═════ DATA SHOWN ═════

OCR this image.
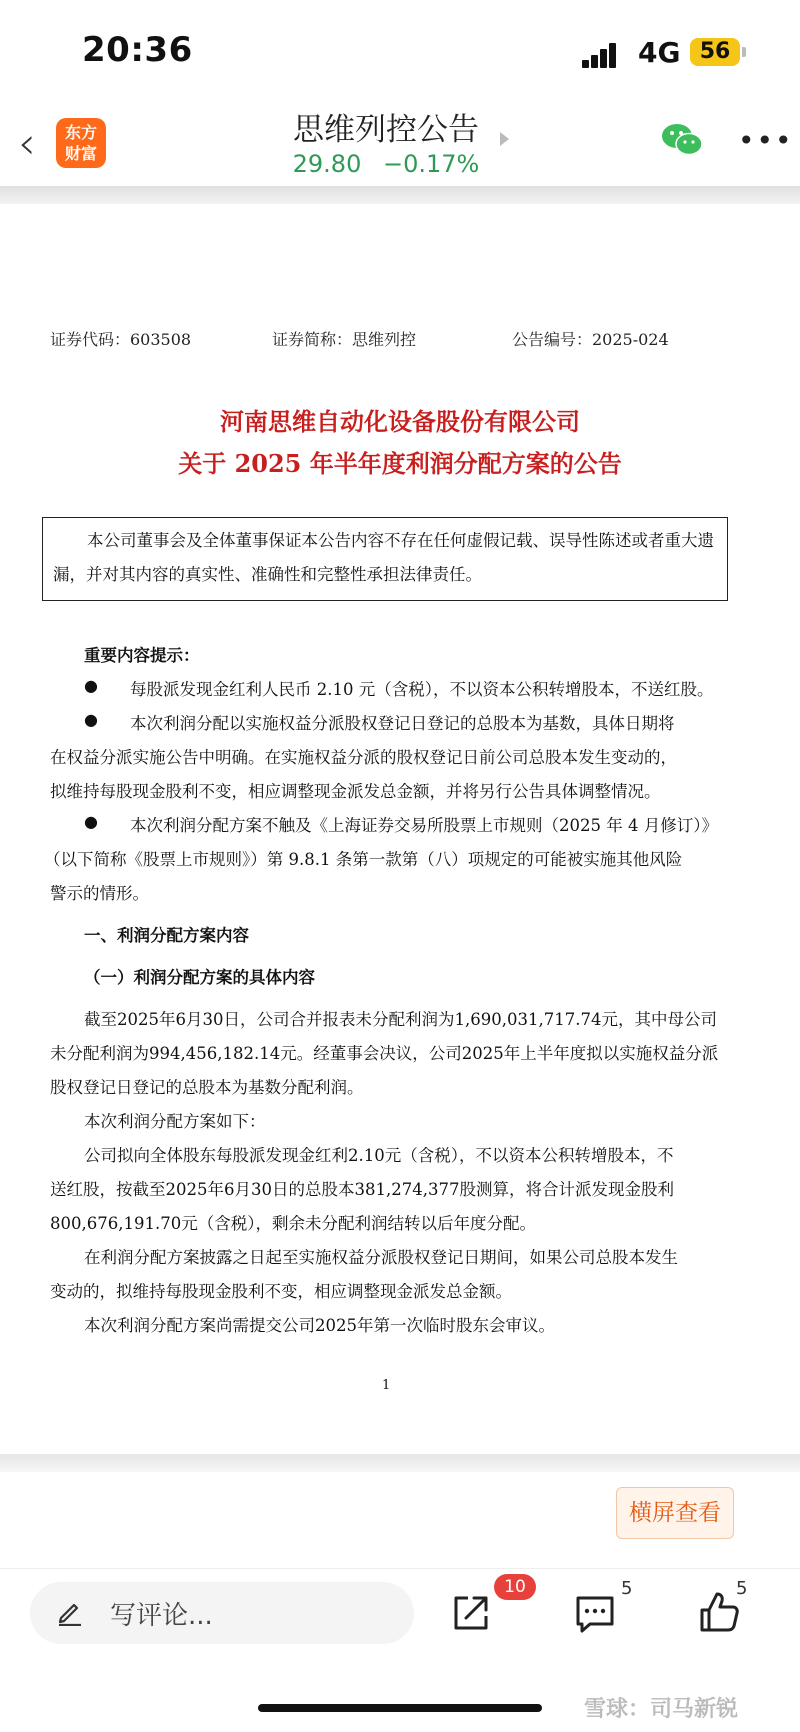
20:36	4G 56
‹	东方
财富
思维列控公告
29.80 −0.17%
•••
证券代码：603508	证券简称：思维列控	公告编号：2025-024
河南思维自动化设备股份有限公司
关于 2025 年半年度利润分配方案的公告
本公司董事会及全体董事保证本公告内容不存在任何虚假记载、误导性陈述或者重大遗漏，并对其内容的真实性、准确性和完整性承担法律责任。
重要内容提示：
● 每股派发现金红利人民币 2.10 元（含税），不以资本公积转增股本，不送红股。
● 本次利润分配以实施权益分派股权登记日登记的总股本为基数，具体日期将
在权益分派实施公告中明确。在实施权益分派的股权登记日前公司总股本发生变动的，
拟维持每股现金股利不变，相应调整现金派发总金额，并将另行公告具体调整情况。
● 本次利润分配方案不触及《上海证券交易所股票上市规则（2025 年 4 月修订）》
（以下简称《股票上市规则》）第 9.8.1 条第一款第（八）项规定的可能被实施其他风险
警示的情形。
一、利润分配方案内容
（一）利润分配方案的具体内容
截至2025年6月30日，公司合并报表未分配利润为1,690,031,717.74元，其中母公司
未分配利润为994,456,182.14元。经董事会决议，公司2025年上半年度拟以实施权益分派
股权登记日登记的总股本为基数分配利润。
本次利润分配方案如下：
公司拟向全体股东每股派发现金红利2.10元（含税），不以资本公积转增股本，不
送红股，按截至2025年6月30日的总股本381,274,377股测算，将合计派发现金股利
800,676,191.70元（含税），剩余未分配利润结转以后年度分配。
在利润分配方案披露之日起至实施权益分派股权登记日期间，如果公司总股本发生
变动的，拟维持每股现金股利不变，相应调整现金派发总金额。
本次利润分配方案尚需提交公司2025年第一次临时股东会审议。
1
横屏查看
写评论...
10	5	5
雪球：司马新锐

═════

» **WRITTEN INSTRUCTION**
Without the pictures, restate all of the entries above verbatim.

» **ANSWER FOR THIS EXERCISE**
OCR this image.
20:36	4G 56
‹	东方
财富
思维列控公告
29.80 −0.17%
•••
证券代码：603508	证券简称：思维列控	公告编号：2025-024
河南思维自动化设备股份有限公司
关于 2025 年半年度利润分配方案的公告
本公司董事会及全体董事保证本公告内容不存在任何虚假记载、误导性陈述或者重大遗漏，并对其内容的真实性、准确性和完整性承担法律责任。
重要内容提示：
● 每股派发现金红利人民币 2.10 元（含税），不以资本公积转增股本，不送红股。
● 本次利润分配以实施权益分派股权登记日登记的总股本为基数，具体日期将
在权益分派实施公告中明确。在实施权益分派的股权登记日前公司总股本发生变动的，
拟维持每股现金股利不变，相应调整现金派发总金额，并将另行公告具体调整情况。
● 本次利润分配方案不触及《上海证券交易所股票上市规则（2025 年 4 月修订）》
（以下简称《股票上市规则》）第 9.8.1 条第一款第（八）项规定的可能被实施其他风险
警示的情形。
一、利润分配方案内容
（一）利润分配方案的具体内容
截至2025年6月30日，公司合并报表未分配利润为1,690,031,717.74元，其中母公司
未分配利润为994,456,182.14元。经董事会决议，公司2025年上半年度拟以实施权益分派
股权登记日登记的总股本为基数分配利润。
本次利润分配方案如下：
公司拟向全体股东每股派发现金红利2.10元（含税），不以资本公积转增股本，不
送红股，按截至2025年6月30日的总股本381,274,377股测算，将合计派发现金股利
800,676,191.70元（含税），剩余未分配利润结转以后年度分配。
在利润分配方案披露之日起至实施权益分派股权登记日期间，如果公司总股本发生
变动的，拟维持每股现金股利不变，相应调整现金派发总金额。
本次利润分配方案尚需提交公司2025年第一次临时股东会审议。
1
横屏查看
写评论...
10	5	5
雪球：司马新锐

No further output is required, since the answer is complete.